# Ricorda loro o ricorda a loro?



## bior

Si dice ricorda loro o ricorda a loro?
Secondo me vanno bene entrambe le forme.


----------



## broccoletto

bior said:


> Si dice ricorda loro o ricorda a loro?
> Secondo me vanno bene entrambe le forme.



Ciao bior, secondo me "ricorda loro" significa "ricordati di loro".


----------



## Cosimo Piovasco

_ricorda loro che devono fare qualcosa_ (giusto, in alternativa, ma meno grammaticalmente corretto, ricordagli)
_ricorda a loro _è come dire: _ho visto a Giuseppe_... insomma trasformi il complemento oggetto in un obliquo, cosa che si fa spesso nel parlato ma è poco corretto grammaticalmente.
Al contrario, si può trasformarla in impersonale (ma parliamo in questo caso di formula di cortesia) _Si ricorda a lor signori che l'accettazione chiude alle ore 20.50_


----------



## bior

La frase completa è la seguente:_*
E SE QUALCUNO TI DIRA' CHE VALI ZERO..RICORDA LORO  *__CHE LO ZERO VIENE PRIMA DI TUTTI GLI ALTRI NUMERI..!


Ricorda a chi? La risposta secondo me è a loro quindi ne consegue che loro significa in questo caso a loro_


----------



## Necsus

Direi decisamente "ricorda loro l'appuntamento", usando 'a loro' solo in caso di una contrapposizione con altri o della necessità di evidenziarlo. Dal Garzanti (loro): 
nel compl. di termine (senza prep. quando il pronome segue il verbo; preceduto dalla prep. _a_ quando il pronome precede il verbo, o quando si vuol dare all'espressione particolare forza).

PS: vedo solo ora la frase citata, ma è già stato detto da Cosimo che è costruita in modo errato.


----------



## Cosimo Piovasco

No, la frase è inesatta.

Se il soggetto è QUALCUNO, tu dovrai ricordare a lui, a questo, a questo qualcuno. Altrimenti come soggetto devi usare ALCUNI.

> **Problema proposto 1**: Le seguenti affermazioni concordano con la discussione sul pronome "loro"? Per ciascuna rispondi sì o no e cita testualmente le parole della discussione che lo stabiliscono. (a) Secondo Necsus, "a loro" va usato solo in caso di contrapposizione con altri o per dargli evidenza. (b) Cosimo Piovasco giudica corretta la frase completa riportata da bior. (c) Secondo Cosimo Piovasco, "ricordagli" è grammaticalmente più corretto di "ricorda loro".

> **Dati forniti**:
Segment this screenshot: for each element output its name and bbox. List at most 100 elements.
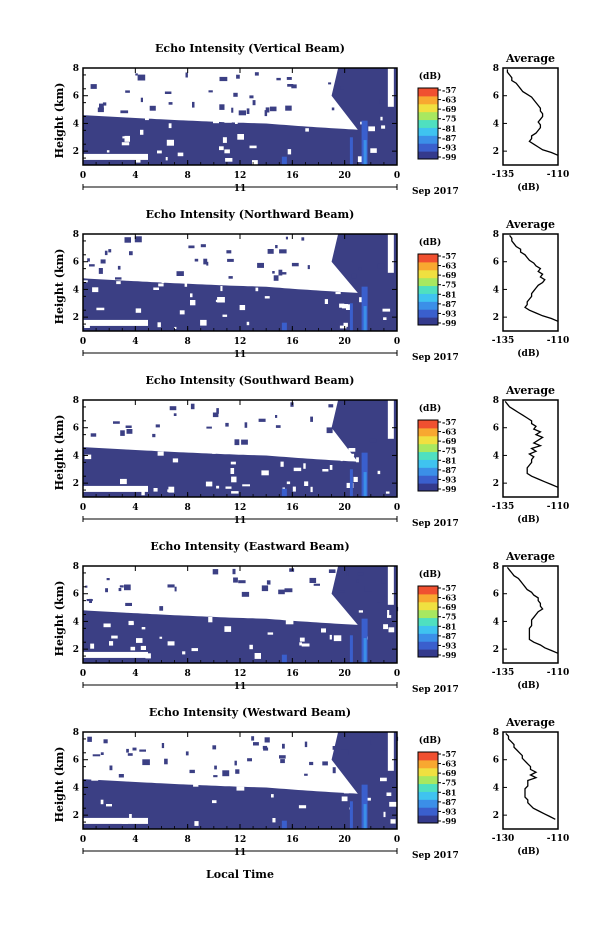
speckle — [335, 291, 341, 295]
speckle — [140, 645, 146, 650]
speckle — [161, 279, 165, 284]
colorbar-segment — [418, 807, 438, 816]
speckle — [174, 326, 177, 329]
colorbar-segment — [418, 127, 438, 136]
speckle — [346, 570, 349, 577]
average-frame — [502, 731, 559, 830]
speckle — [167, 641, 175, 646]
speckle — [254, 653, 261, 659]
speckle — [377, 470, 381, 475]
speckle — [235, 769, 240, 774]
speckle — [358, 267, 362, 271]
x-tick-label: 8 — [185, 669, 191, 679]
clear-column — [387, 234, 394, 273]
speckle — [166, 139, 174, 146]
speckle — [87, 258, 90, 262]
y-axis-label: Height (km) — [53, 249, 66, 325]
colorbar-segment — [418, 269, 438, 279]
speckle — [142, 759, 150, 766]
y-tick-label: 4 — [73, 285, 79, 295]
speckle — [356, 579, 359, 583]
average-profile-line — [509, 234, 559, 322]
colorbar-segment — [418, 459, 438, 468]
speckle — [152, 433, 156, 438]
colorbar-tick-label: -75 — [442, 778, 456, 788]
average-y-tick-label: 4 — [493, 285, 499, 295]
speckle — [279, 272, 287, 275]
speckle — [301, 450, 304, 456]
speckle — [329, 634, 332, 640]
clear-column — [387, 566, 394, 605]
speckle — [279, 755, 286, 759]
colorbar-segment — [418, 593, 438, 603]
speckle — [124, 584, 131, 591]
colorbar-segment — [418, 143, 438, 152]
speckle — [167, 489, 172, 493]
speckle — [185, 751, 189, 756]
colorbar-tick-label: -69 — [442, 602, 457, 612]
speckle — [149, 105, 156, 111]
speckle — [231, 107, 234, 113]
colorbar-frame — [417, 419, 439, 492]
colorbar-unit: (dB) — [419, 569, 441, 580]
shallow-echo — [281, 654, 287, 663]
colorbar-tick-label: -99 — [442, 484, 457, 494]
average-title: Average — [505, 550, 555, 563]
speckle — [111, 635, 118, 639]
speckle — [184, 282, 188, 287]
panel-4: Echo Intensity (Eastward Beam) 2 4 6 8 0 4 8 12 1… — [53, 540, 569, 695]
average-y-tick-label: 6 — [493, 424, 499, 434]
average-y-tick-label: 8 — [493, 728, 499, 738]
speckle — [269, 106, 277, 112]
speckle — [348, 448, 356, 452]
average-profile-line — [506, 566, 559, 654]
x-tick-label: 8 — [185, 171, 191, 181]
speckle — [145, 653, 151, 659]
speckle — [332, 767, 336, 774]
speckle — [304, 481, 309, 486]
x-tick-label: 0 — [80, 503, 86, 513]
colorbar-unit: (dB) — [419, 403, 441, 414]
average-y-tick-label: 6 — [493, 590, 499, 600]
colorbar-tick-label: -75 — [442, 114, 456, 124]
colorbar-segment — [418, 420, 438, 429]
y-axis-label: Height (km) — [53, 747, 66, 823]
no-echo-region — [83, 732, 358, 794]
x-tick-label: 12 — [234, 337, 247, 347]
speckle — [128, 620, 134, 626]
speckle — [377, 236, 382, 240]
colorbar-tick-label: -81 — [442, 621, 456, 631]
speckle — [385, 418, 388, 421]
speckle — [305, 128, 309, 132]
colorbar-segment — [418, 443, 438, 453]
colorbar-segment — [418, 641, 438, 650]
panel-title: Echo Intensity (Southward Beam) — [146, 374, 355, 387]
colorbar-segment — [418, 119, 438, 128]
speckle — [109, 641, 114, 646]
average-x-tick-label: -110 — [547, 502, 570, 512]
colorbar-tick-label: -57 — [442, 749, 456, 759]
date-label: Sep 2017 — [412, 685, 459, 695]
speckle — [176, 271, 184, 276]
speckle — [213, 775, 218, 778]
day-label: 11 — [234, 350, 247, 360]
speckle — [106, 150, 110, 153]
speckle — [340, 86, 345, 90]
speckle — [121, 142, 130, 146]
y-tick-label: 6 — [73, 590, 79, 600]
speckle — [174, 586, 177, 592]
speckle — [328, 82, 332, 85]
colorbar-frame — [417, 253, 439, 326]
speckle — [237, 134, 244, 140]
speckle — [118, 588, 122, 592]
speckle — [360, 121, 363, 125]
colorbar-segment — [418, 95, 438, 105]
speckle — [292, 486, 296, 492]
y-tick-label: 4 — [73, 617, 79, 627]
x-tick-label: 0 — [80, 835, 86, 845]
colorbar-segment — [418, 261, 438, 271]
average-x-tick-label: -130 — [492, 834, 515, 844]
speckle — [324, 299, 328, 304]
x-tick-label: 20 — [338, 503, 351, 513]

> **Problema proposto 2**: Riproduci le righe dell'elenco partendo da quella che contiene "speckle — [335, 291, 341, 295]" e arrivando a quella che contiene "speckle — [87, 258, 90, 262]", entrambe incluse.

> **Risposta corretta 1**:
(a) Sì: "usando 'a loro' solo in caso di una contrapposizione con altri o della necessità di evidenziarlo".
(b) No: "No, la frase è inesatta."
(c) No: "giusto, in alternativa, ma meno grammaticalmente corretto, ricordagli".

> **Risposta corretta 2**:
speckle — [335, 291, 341, 295]
speckle — [140, 645, 146, 650]
speckle — [161, 279, 165, 284]
colorbar-segment — [418, 807, 438, 816]
speckle — [174, 326, 177, 329]
colorbar-segment — [418, 127, 438, 136]
speckle — [346, 570, 349, 577]
average-frame — [502, 731, 559, 830]
speckle — [167, 641, 175, 646]
speckle — [254, 653, 261, 659]
speckle — [377, 470, 381, 475]
speckle — [235, 769, 240, 774]
speckle — [358, 267, 362, 271]
x-tick-label: 8 — [185, 669, 191, 679]
clear-column — [387, 234, 394, 273]
speckle — [166, 139, 174, 146]
speckle — [87, 258, 90, 262]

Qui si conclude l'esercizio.